+++ Available records

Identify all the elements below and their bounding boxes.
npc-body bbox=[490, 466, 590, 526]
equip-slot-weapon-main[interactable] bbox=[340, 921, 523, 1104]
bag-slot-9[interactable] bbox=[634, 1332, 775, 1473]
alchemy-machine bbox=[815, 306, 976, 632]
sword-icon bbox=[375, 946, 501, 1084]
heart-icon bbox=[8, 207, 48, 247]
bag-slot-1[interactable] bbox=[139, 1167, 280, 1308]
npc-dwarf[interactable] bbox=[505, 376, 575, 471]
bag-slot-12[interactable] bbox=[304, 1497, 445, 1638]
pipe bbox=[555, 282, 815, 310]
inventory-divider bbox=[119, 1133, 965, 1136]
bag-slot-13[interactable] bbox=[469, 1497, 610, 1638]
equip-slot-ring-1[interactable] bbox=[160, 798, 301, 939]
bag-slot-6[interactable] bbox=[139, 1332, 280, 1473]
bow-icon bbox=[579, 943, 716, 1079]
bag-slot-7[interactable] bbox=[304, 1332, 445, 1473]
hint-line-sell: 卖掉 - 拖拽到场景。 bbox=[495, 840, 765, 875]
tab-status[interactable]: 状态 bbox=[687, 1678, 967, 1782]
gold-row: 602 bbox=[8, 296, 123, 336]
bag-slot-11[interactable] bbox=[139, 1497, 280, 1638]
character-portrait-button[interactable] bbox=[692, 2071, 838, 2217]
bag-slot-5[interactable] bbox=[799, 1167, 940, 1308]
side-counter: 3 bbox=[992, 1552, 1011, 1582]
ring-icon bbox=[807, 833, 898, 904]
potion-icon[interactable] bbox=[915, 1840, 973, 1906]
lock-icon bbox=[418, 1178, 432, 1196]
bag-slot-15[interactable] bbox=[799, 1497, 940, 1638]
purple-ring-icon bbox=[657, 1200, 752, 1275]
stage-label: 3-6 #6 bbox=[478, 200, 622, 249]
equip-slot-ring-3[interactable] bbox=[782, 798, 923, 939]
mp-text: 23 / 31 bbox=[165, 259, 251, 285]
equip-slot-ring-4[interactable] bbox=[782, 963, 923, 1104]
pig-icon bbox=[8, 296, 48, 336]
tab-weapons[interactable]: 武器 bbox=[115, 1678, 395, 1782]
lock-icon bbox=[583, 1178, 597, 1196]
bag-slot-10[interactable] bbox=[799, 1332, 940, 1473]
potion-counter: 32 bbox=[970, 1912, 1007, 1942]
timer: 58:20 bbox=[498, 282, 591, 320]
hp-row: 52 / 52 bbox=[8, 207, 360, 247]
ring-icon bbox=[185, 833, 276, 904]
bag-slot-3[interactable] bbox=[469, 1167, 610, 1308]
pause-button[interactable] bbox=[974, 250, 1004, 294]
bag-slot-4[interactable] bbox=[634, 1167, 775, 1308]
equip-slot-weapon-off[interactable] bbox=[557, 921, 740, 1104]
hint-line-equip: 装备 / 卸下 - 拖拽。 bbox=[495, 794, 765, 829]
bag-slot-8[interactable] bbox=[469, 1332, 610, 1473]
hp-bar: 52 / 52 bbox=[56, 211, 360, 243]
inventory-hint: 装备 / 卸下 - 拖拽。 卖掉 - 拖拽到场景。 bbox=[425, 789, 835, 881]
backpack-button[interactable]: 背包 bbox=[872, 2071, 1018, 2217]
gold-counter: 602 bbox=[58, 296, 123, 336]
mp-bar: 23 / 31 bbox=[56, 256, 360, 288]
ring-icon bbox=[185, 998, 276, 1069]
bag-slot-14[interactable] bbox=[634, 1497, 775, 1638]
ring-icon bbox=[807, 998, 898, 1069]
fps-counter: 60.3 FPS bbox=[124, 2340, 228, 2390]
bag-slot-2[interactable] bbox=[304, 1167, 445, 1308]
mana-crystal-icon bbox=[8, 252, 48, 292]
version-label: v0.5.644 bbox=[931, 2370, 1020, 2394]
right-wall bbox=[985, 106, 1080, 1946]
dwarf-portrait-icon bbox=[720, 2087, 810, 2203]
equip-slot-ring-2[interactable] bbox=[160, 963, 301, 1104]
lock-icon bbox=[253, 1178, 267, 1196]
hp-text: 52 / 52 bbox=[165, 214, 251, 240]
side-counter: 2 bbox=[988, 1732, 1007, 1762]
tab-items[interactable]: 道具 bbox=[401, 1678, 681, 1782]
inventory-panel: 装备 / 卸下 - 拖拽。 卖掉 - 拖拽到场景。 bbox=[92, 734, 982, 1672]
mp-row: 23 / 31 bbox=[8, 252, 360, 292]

++++++

Reproduce every line of the records above verbatim, with no changes of any kind.

Correct result:
Identify all the elements below and their bounding boxes.
npc-body bbox=[490, 466, 590, 526]
equip-slot-weapon-main[interactable] bbox=[340, 921, 523, 1104]
bag-slot-9[interactable] bbox=[634, 1332, 775, 1473]
alchemy-machine bbox=[815, 306, 976, 632]
sword-icon bbox=[375, 946, 501, 1084]
heart-icon bbox=[8, 207, 48, 247]
bag-slot-1[interactable] bbox=[139, 1167, 280, 1308]
npc-dwarf[interactable] bbox=[505, 376, 575, 471]
bag-slot-12[interactable] bbox=[304, 1497, 445, 1638]
pipe bbox=[555, 282, 815, 310]
inventory-divider bbox=[119, 1133, 965, 1136]
bag-slot-13[interactable] bbox=[469, 1497, 610, 1638]
equip-slot-ring-1[interactable] bbox=[160, 798, 301, 939]
bag-slot-6[interactable] bbox=[139, 1332, 280, 1473]
bow-icon bbox=[579, 943, 716, 1079]
bag-slot-7[interactable] bbox=[304, 1332, 445, 1473]
hint-line-sell: 卖掉 - 拖拽到场景。 bbox=[495, 840, 765, 875]
tab-status[interactable]: 状态 bbox=[687, 1678, 967, 1782]
gold-row: 602 bbox=[8, 296, 123, 336]
bag-slot-11[interactable] bbox=[139, 1497, 280, 1638]
character-portrait-button[interactable] bbox=[692, 2071, 838, 2217]
bag-slot-5[interactable] bbox=[799, 1167, 940, 1308]
side-counter: 3 bbox=[992, 1552, 1011, 1582]
ring-icon bbox=[807, 833, 898, 904]
potion-icon[interactable] bbox=[915, 1840, 973, 1906]
lock-icon bbox=[418, 1178, 432, 1196]
bag-slot-15[interactable] bbox=[799, 1497, 940, 1638]
purple-ring-icon bbox=[657, 1200, 752, 1275]
stage-label: 3-6 #6 bbox=[478, 200, 622, 249]
equip-slot-ring-3[interactable] bbox=[782, 798, 923, 939]
mp-text: 23 / 31 bbox=[165, 259, 251, 285]
equip-slot-ring-4[interactable] bbox=[782, 963, 923, 1104]
pig-icon bbox=[8, 296, 48, 336]
tab-weapons[interactable]: 武器 bbox=[115, 1678, 395, 1782]
lock-icon bbox=[583, 1178, 597, 1196]
bag-slot-10[interactable] bbox=[799, 1332, 940, 1473]
potion-counter: 32 bbox=[970, 1912, 1007, 1942]
timer: 58:20 bbox=[498, 282, 591, 320]
hp-row: 52 / 52 bbox=[8, 207, 360, 247]
ring-icon bbox=[185, 833, 276, 904]
bag-slot-3[interactable] bbox=[469, 1167, 610, 1308]
pause-button[interactable] bbox=[974, 250, 1004, 294]
bag-slot-4[interactable] bbox=[634, 1167, 775, 1308]
equip-slot-weapon-off[interactable] bbox=[557, 921, 740, 1104]
hint-line-equip: 装备 / 卸下 - 拖拽。 bbox=[495, 794, 765, 829]
bag-slot-8[interactable] bbox=[469, 1332, 610, 1473]
hp-bar: 52 / 52 bbox=[56, 211, 360, 243]
inventory-hint: 装备 / 卸下 - 拖拽。 卖掉 - 拖拽到场景。 bbox=[425, 789, 835, 881]
backpack-button[interactable]: 背包 bbox=[872, 2071, 1018, 2217]
gold-counter: 602 bbox=[58, 296, 123, 336]
mp-bar: 23 / 31 bbox=[56, 256, 360, 288]
ring-icon bbox=[185, 998, 276, 1069]
bag-slot-14[interactable] bbox=[634, 1497, 775, 1638]
ring-icon bbox=[807, 998, 898, 1069]
fps-counter: 60.3 FPS bbox=[124, 2340, 228, 2390]
bag-slot-2[interactable] bbox=[304, 1167, 445, 1308]
mana-crystal-icon bbox=[8, 252, 48, 292]
version-label: v0.5.644 bbox=[931, 2370, 1020, 2394]
right-wall bbox=[985, 106, 1080, 1946]
dwarf-portrait-icon bbox=[720, 2087, 810, 2203]
equip-slot-ring-2[interactable] bbox=[160, 963, 301, 1104]
lock-icon bbox=[253, 1178, 267, 1196]
hp-text: 52 / 52 bbox=[165, 214, 251, 240]
side-counter: 2 bbox=[988, 1732, 1007, 1762]
tab-items[interactable]: 道具 bbox=[401, 1678, 681, 1782]
inventory-panel: 装备 / 卸下 - 拖拽。 卖掉 - 拖拽到场景。 bbox=[92, 734, 982, 1672]
mp-row: 23 / 31 bbox=[8, 252, 360, 292]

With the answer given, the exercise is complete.